▶ **Your goal**
Every line that contains "VIEW" counts once; give the total number of such lines, with no other words.

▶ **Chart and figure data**
* BEGIN *

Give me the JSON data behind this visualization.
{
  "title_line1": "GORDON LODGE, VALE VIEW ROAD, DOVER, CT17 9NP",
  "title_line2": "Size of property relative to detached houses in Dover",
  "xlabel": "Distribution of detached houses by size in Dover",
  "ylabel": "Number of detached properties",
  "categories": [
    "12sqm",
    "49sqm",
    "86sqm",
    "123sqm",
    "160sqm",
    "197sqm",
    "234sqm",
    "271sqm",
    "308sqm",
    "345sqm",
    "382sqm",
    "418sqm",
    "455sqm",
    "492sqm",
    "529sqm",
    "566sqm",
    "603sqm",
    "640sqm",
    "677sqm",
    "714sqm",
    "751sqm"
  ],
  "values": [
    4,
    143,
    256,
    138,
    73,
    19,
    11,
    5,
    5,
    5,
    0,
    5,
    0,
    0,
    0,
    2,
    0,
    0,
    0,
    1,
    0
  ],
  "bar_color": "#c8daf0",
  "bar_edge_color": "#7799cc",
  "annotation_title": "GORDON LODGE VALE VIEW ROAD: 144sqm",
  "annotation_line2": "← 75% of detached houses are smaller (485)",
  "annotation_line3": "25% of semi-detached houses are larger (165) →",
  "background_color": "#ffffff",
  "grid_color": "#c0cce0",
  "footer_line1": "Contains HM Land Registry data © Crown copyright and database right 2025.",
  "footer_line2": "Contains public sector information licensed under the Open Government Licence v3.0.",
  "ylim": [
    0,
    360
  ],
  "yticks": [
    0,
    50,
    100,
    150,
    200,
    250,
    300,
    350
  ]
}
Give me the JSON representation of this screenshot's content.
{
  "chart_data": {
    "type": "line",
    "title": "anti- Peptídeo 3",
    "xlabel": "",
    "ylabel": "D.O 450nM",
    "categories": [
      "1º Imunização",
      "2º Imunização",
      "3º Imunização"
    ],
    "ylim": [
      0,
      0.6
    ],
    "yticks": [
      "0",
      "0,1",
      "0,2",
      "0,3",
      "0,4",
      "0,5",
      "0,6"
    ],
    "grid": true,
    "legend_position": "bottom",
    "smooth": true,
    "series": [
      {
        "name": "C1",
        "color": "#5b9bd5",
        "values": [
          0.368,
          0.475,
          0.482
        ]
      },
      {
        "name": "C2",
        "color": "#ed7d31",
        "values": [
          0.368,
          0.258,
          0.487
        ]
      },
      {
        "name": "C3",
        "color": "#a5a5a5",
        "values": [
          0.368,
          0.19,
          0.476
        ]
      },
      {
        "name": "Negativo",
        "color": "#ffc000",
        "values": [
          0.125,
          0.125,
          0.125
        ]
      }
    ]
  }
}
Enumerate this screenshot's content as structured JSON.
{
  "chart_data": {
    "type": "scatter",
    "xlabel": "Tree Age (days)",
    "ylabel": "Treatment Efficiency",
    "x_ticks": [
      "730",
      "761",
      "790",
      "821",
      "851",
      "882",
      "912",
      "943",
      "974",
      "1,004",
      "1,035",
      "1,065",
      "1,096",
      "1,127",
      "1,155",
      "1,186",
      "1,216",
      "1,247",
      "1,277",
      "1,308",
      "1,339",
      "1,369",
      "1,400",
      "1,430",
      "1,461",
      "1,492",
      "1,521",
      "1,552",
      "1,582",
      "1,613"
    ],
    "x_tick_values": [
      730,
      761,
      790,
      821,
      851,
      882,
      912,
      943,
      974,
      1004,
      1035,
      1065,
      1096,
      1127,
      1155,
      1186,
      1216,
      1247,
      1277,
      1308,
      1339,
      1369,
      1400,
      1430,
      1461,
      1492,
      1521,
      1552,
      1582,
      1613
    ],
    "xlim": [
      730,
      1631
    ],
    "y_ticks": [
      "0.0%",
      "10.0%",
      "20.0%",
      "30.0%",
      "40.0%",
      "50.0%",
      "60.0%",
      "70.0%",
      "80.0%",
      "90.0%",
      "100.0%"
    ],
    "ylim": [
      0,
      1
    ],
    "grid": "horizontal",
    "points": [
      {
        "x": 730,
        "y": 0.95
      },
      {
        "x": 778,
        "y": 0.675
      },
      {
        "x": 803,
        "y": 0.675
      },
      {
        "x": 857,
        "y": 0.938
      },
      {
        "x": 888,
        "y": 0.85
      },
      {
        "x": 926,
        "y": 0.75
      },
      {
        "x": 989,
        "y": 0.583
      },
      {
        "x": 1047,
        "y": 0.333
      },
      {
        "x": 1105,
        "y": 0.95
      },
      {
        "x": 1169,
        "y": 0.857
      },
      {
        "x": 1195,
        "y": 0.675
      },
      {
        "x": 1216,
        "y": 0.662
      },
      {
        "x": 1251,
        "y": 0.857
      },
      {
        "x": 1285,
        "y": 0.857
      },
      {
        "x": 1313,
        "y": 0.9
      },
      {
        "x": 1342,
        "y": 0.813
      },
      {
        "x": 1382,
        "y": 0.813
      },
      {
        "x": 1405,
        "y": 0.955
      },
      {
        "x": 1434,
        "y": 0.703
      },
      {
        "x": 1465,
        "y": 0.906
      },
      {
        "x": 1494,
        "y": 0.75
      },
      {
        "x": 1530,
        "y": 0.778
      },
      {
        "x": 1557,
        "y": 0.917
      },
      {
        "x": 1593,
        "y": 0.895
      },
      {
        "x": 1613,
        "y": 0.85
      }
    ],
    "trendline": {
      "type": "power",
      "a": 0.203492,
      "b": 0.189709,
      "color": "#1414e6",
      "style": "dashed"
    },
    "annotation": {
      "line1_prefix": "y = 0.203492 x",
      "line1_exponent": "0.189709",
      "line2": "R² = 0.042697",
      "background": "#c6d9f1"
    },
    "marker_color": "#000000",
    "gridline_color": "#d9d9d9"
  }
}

* END *

▶ **Solution**
2